→ **OBJECTIVE**
Find the lines of data that contain the string "一个体位", then list them.
>>
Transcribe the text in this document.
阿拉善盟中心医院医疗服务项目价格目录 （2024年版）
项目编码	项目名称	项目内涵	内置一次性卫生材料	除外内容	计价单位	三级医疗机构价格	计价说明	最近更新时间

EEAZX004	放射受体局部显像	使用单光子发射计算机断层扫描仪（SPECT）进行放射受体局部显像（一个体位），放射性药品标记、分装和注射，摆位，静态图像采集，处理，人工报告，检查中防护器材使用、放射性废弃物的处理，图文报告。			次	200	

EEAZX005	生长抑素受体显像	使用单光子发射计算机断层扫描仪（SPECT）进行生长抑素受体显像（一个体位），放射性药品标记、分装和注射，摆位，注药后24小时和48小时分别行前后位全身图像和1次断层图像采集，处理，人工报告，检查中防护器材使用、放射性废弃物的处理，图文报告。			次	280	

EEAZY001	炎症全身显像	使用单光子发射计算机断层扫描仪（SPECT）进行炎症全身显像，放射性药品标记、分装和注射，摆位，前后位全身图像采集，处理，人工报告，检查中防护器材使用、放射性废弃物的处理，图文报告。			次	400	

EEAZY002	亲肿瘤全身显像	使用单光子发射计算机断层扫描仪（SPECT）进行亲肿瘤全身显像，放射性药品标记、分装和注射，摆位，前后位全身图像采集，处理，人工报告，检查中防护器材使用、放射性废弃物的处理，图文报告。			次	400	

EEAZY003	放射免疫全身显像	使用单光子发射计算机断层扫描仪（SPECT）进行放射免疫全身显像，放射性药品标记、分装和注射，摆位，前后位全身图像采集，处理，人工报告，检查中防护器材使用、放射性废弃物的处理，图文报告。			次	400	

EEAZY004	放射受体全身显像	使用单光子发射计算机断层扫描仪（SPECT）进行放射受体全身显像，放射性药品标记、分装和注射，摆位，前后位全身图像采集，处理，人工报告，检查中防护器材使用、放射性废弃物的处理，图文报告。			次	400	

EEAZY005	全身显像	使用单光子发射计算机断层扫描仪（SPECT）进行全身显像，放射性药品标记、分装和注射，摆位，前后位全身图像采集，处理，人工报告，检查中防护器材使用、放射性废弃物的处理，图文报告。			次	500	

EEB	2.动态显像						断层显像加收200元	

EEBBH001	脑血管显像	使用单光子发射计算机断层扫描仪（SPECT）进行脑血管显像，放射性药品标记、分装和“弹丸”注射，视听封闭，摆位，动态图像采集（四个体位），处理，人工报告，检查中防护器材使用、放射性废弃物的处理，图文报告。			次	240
<<
→ **RESPONSE TO THE EXERCISE**
EEAZX004	放射受体局部显像	使用单光子发射计算机断层扫描仪（SPECT）进行放射受体局部显像（一个体位），放射性药品标记、分装和注射，摆位，静态图像采集，处理，人工报告，检查中防护器材使用、放射性废弃物的处理，图文报告。			次	200	
EEAZX005	生长抑素受体显像	使用单光子发射计算机断层扫描仪（SPECT）进行生长抑素受体显像（一个体位），放射性药品标记、分装和注射，摆位，注药后24小时和48小时分别行前后位全身图像和1次断层图像采集，处理，人工报告，检查中防护器材使用、放射性废弃物的处理，图文报告。			次	280	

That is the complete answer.